- **GIVEN REQUEST**
Repeat all of the material below exactly as written, images excluded.
===== EXERCISE INPUTS =====
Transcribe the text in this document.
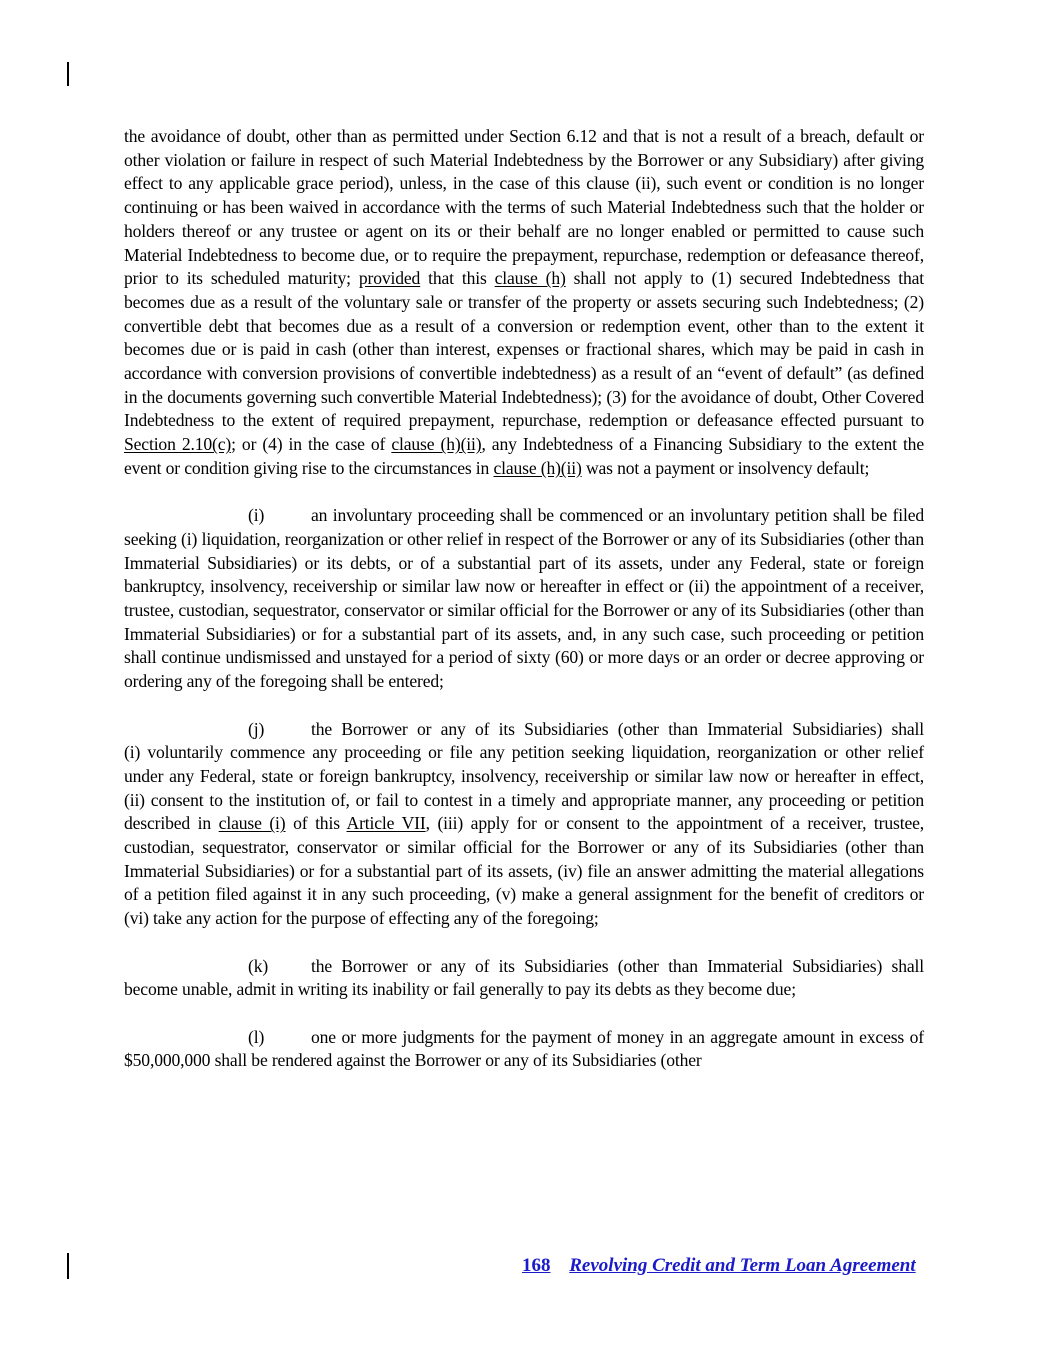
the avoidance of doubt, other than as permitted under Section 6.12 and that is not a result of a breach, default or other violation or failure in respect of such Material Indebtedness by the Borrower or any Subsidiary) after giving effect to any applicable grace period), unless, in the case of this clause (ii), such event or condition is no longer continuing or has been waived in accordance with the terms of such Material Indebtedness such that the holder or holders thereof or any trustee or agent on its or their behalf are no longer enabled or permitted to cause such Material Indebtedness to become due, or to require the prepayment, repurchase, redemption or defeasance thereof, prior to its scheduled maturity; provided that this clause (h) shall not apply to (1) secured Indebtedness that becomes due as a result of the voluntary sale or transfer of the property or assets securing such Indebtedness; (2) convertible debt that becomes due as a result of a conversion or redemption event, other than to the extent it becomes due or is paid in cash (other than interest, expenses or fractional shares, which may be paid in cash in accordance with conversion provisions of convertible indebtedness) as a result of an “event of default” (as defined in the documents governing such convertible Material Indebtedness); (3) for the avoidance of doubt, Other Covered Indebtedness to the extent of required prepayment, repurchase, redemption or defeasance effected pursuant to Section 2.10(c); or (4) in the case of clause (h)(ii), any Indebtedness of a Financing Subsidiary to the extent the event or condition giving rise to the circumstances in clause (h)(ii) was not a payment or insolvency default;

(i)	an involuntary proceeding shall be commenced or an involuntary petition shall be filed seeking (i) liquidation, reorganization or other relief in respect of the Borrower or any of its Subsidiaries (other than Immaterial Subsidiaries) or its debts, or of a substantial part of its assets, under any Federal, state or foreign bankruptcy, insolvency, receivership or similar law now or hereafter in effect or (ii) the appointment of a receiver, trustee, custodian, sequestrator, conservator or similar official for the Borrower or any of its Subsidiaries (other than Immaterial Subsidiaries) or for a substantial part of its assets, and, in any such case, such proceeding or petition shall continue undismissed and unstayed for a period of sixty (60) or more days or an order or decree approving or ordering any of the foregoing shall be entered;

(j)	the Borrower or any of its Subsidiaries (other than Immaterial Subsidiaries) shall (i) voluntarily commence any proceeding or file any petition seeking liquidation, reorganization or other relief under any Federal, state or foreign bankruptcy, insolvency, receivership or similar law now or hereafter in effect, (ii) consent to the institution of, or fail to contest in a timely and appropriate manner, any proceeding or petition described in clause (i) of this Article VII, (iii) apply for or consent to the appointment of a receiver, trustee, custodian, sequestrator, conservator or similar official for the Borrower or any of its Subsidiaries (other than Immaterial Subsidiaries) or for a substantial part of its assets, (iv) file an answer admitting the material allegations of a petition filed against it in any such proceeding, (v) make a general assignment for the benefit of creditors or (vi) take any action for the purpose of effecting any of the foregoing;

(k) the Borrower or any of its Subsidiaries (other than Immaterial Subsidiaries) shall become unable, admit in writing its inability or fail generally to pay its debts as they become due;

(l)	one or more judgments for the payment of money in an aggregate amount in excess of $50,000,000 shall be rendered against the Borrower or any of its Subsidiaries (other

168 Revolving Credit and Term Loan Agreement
=====
- **RESPONSE TO THIS EXERCISE**
Transcribe the text in this document.
the avoidance of doubt, other than as permitted under Section 6.12 and that is not a result of a breach, default or other violation or failure in respect of such Material Indebtedness by the Borrower or any Subsidiary) after giving effect to any applicable grace period), unless, in the case of this clause (ii), such event or condition is no longer continuing or has been waived in accordance with the terms of such Material Indebtedness such that the holder or holders thereof or any trustee or agent on its or their behalf are no longer enabled or permitted to cause such Material Indebtedness to become due, or to require the prepayment, repurchase, redemption or defeasance thereof, prior to its scheduled maturity; provided that this clause (h) shall not apply to (1) secured Indebtedness that becomes due as a result of the voluntary sale or transfer of the property or assets securing such Indebtedness; (2) convertible debt that becomes due as a result of a conversion or redemption event, other than to the extent it becomes due or is paid in cash (other than interest, expenses or fractional shares, which may be paid in cash in accordance with conversion provisions of convertible indebtedness) as a result of an “event of default” (as defined in the documents governing such convertible Material Indebtedness); (3) for the avoidance of doubt, Other Covered Indebtedness to the extent of required prepayment, repurchase, redemption or defeasance effected pursuant to Section 2.10(c); or (4) in the case of clause (h)(ii), any Indebtedness of a Financing Subsidiary to the extent the event or condition giving rise to the circumstances in clause (h)(ii) was not a payment or insolvency default;

(i)	an involuntary proceeding shall be commenced or an involuntary petition shall be filed seeking (i) liquidation, reorganization or other relief in respect of the Borrower or any of its Subsidiaries (other than Immaterial Subsidiaries) or its debts, or of a substantial part of its assets, under any Federal, state or foreign bankruptcy, insolvency, receivership or similar law now or hereafter in effect or (ii) the appointment of a receiver, trustee, custodian, sequestrator, conservator or similar official for the Borrower or any of its Subsidiaries (other than Immaterial Subsidiaries) or for a substantial part of its assets, and, in any such case, such proceeding or petition shall continue undismissed and unstayed for a period of sixty (60) or more days or an order or decree approving or ordering any of the foregoing shall be entered;

(j)	the Borrower or any of its Subsidiaries (other than Immaterial Subsidiaries) shall (i) voluntarily commence any proceeding or file any petition seeking liquidation, reorganization or other relief under any Federal, state or foreign bankruptcy, insolvency, receivership or similar law now or hereafter in effect, (ii) consent to the institution of, or fail to contest in a timely and appropriate manner, any proceeding or petition described in clause (i) of this Article VII, (iii) apply for or consent to the appointment of a receiver, trustee, custodian, sequestrator, conservator or similar official for the Borrower or any of its Subsidiaries (other than Immaterial Subsidiaries) or for a substantial part of its assets, (iv) file an answer admitting the material allegations of a petition filed against it in any such proceeding, (v) make a general assignment for the benefit of creditors or (vi) take any action for the purpose of effecting any of the foregoing;

(k) the Borrower or any of its Subsidiaries (other than Immaterial Subsidiaries) shall become unable, admit in writing its inability or fail generally to pay its debts as they become due;

(l)	one or more judgments for the payment of money in an aggregate amount in excess of $50,000,000 shall be rendered against the Borrower or any of its Subsidiaries (other

168 Revolving Credit and Term Loan Agreement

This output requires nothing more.